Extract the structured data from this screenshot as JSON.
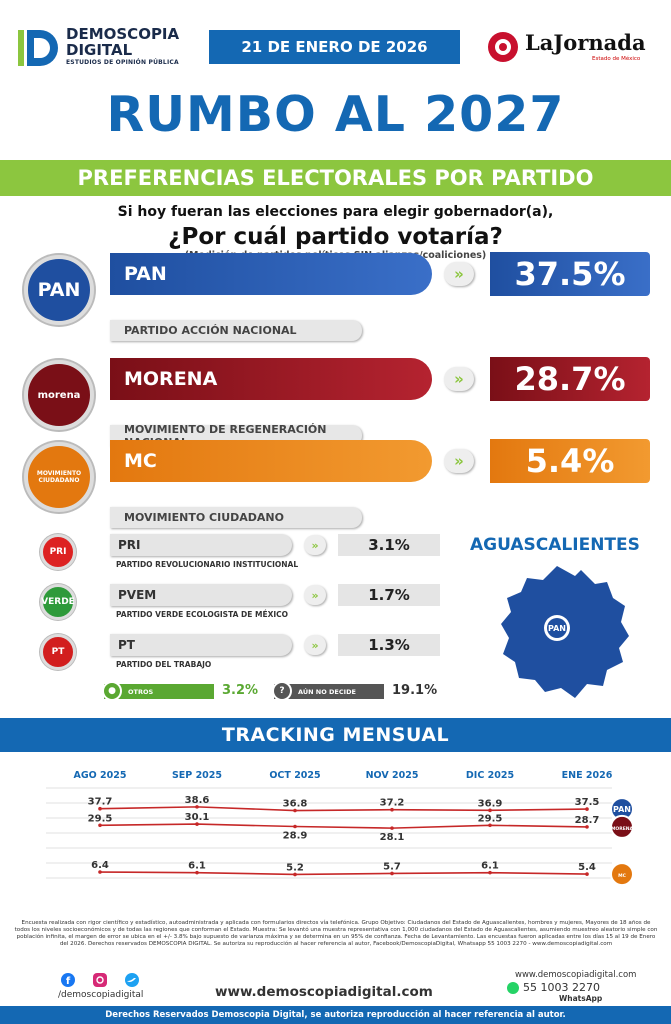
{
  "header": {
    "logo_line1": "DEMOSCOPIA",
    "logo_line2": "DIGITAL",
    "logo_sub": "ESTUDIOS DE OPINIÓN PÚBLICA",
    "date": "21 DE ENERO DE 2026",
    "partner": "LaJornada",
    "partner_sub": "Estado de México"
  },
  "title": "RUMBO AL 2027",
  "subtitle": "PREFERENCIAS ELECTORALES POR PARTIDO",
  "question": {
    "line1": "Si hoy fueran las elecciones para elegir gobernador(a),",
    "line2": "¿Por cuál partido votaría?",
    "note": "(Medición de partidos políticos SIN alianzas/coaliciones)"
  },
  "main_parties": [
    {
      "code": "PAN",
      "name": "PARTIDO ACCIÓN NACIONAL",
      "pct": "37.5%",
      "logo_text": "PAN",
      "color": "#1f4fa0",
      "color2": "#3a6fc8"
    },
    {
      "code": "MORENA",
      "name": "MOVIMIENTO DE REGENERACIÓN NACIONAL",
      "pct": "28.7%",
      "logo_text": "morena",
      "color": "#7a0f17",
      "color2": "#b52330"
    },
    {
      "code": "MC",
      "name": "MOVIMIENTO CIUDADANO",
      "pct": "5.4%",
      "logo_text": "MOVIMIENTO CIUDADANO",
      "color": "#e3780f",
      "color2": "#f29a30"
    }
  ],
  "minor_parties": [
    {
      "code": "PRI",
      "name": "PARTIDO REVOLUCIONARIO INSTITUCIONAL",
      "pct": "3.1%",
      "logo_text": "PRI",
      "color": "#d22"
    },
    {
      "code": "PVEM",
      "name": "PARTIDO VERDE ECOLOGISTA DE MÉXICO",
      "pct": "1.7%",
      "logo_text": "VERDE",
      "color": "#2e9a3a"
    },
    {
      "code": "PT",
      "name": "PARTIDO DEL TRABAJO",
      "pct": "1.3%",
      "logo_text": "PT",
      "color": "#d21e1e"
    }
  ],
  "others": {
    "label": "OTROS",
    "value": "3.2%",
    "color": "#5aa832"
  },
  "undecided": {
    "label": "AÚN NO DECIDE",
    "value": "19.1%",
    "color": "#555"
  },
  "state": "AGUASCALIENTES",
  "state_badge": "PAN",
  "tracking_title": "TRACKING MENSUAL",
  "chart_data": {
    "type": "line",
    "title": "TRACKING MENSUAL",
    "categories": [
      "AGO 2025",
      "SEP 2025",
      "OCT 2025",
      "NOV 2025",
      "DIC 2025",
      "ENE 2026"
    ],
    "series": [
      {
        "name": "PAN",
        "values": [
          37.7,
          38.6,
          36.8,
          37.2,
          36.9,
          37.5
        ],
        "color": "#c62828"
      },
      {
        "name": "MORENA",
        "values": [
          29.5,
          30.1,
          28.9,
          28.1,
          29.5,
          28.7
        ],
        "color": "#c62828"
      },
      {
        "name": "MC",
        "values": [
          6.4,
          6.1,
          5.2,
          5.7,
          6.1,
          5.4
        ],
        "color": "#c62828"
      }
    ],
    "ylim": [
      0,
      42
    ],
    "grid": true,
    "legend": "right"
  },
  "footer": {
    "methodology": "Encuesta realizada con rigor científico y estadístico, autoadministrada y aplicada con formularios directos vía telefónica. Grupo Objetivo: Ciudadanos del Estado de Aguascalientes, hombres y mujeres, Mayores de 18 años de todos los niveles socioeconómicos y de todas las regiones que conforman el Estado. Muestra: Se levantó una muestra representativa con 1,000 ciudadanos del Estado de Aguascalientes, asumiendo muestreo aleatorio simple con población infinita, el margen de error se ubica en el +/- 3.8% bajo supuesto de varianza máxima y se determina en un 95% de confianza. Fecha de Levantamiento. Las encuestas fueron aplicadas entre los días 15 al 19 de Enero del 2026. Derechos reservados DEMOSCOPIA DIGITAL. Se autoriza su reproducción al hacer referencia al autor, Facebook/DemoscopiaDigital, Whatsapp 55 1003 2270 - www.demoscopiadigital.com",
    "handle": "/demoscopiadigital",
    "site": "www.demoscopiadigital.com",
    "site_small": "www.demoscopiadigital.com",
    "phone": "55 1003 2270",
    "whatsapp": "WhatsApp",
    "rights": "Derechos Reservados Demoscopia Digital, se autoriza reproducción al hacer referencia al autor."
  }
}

---

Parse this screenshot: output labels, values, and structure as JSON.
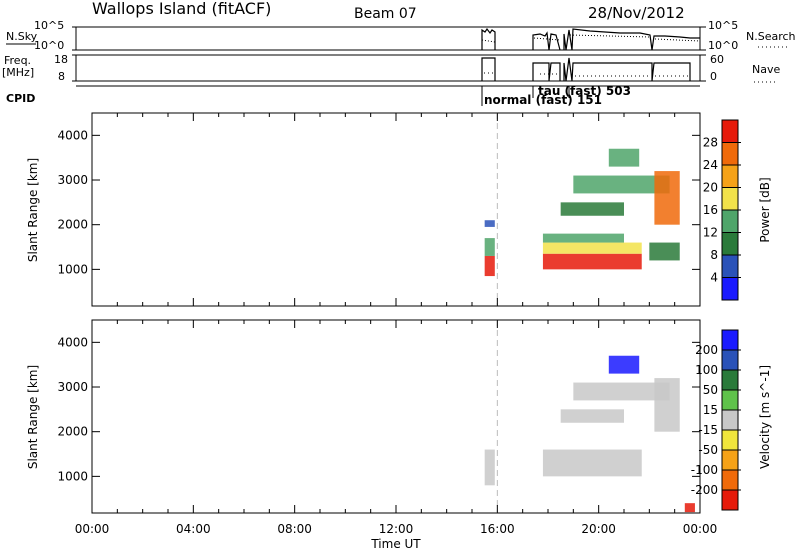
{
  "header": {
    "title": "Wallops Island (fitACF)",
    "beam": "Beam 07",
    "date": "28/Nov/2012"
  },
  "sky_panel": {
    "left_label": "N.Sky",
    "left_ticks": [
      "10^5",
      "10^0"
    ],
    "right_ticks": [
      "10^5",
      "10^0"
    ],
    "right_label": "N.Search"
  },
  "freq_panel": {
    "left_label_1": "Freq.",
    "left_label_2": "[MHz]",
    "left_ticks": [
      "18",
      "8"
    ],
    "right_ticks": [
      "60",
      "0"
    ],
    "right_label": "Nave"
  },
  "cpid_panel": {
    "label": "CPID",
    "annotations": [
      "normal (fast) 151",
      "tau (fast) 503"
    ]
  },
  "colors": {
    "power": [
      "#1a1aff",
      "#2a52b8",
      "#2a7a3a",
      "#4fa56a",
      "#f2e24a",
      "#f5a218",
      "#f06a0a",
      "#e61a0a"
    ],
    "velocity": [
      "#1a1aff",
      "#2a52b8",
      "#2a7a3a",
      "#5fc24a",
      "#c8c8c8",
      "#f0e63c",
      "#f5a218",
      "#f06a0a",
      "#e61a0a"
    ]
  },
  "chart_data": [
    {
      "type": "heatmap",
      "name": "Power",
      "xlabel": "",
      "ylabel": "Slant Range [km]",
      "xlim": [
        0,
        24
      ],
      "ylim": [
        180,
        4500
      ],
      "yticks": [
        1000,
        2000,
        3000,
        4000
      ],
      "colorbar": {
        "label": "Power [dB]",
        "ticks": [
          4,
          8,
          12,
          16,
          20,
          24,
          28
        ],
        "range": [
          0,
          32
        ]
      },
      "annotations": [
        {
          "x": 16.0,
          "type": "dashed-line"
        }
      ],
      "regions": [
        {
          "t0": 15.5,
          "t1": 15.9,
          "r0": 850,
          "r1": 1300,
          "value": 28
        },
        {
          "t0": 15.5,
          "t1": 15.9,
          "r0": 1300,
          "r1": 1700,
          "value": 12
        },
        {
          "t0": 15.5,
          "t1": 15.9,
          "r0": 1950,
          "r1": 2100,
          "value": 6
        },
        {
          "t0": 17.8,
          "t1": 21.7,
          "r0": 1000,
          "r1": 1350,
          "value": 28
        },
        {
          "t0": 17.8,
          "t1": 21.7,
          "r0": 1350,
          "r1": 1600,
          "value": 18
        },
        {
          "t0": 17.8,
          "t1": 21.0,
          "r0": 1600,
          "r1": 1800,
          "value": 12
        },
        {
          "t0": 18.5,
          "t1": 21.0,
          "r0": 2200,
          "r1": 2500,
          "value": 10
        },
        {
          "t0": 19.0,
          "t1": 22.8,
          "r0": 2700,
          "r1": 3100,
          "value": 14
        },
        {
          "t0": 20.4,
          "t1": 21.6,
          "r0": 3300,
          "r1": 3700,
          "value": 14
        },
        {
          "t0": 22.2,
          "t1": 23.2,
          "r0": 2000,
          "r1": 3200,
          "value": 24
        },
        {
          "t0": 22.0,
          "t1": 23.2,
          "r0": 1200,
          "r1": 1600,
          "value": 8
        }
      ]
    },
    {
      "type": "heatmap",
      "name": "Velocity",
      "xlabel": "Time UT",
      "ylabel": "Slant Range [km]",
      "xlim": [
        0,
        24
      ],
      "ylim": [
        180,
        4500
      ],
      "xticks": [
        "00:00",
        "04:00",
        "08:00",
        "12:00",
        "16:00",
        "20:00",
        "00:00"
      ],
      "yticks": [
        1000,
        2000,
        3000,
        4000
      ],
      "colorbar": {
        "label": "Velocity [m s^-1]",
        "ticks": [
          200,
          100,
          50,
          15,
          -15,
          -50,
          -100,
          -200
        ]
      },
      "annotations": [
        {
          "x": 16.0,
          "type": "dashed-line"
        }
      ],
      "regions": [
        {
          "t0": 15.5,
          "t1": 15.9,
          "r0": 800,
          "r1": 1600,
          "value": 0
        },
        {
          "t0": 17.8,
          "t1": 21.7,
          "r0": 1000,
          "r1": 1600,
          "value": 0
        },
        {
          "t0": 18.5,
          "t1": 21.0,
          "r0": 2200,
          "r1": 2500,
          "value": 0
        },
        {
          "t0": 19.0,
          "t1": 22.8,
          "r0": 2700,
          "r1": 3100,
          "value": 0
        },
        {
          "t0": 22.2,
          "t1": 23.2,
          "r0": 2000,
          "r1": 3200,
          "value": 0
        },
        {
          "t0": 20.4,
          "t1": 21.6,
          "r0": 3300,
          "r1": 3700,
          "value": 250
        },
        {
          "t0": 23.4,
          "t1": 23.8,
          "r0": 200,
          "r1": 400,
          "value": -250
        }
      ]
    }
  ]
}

---

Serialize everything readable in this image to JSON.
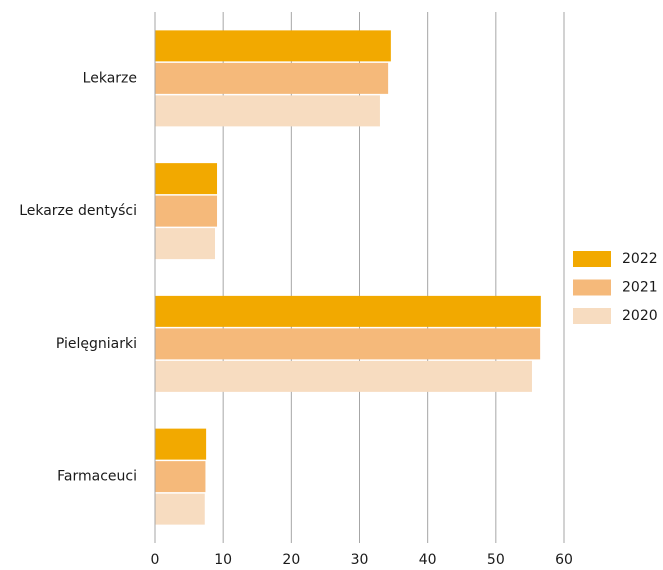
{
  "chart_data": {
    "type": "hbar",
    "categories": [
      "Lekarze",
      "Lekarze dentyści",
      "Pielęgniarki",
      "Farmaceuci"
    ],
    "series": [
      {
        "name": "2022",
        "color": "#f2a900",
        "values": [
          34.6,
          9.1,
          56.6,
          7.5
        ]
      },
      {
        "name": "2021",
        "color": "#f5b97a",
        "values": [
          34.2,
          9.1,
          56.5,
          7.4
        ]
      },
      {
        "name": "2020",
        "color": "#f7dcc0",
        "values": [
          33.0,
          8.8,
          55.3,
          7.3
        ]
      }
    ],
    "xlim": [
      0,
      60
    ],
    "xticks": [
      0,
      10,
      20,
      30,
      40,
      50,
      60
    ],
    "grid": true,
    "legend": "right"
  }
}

Task objective: Collect every line above that contains the word "VERDE".

Expected answer:
      "name": "PARTIDO VERDE ECOLOGISTA DE MÉXICO",
      "logo_text": "VERDE",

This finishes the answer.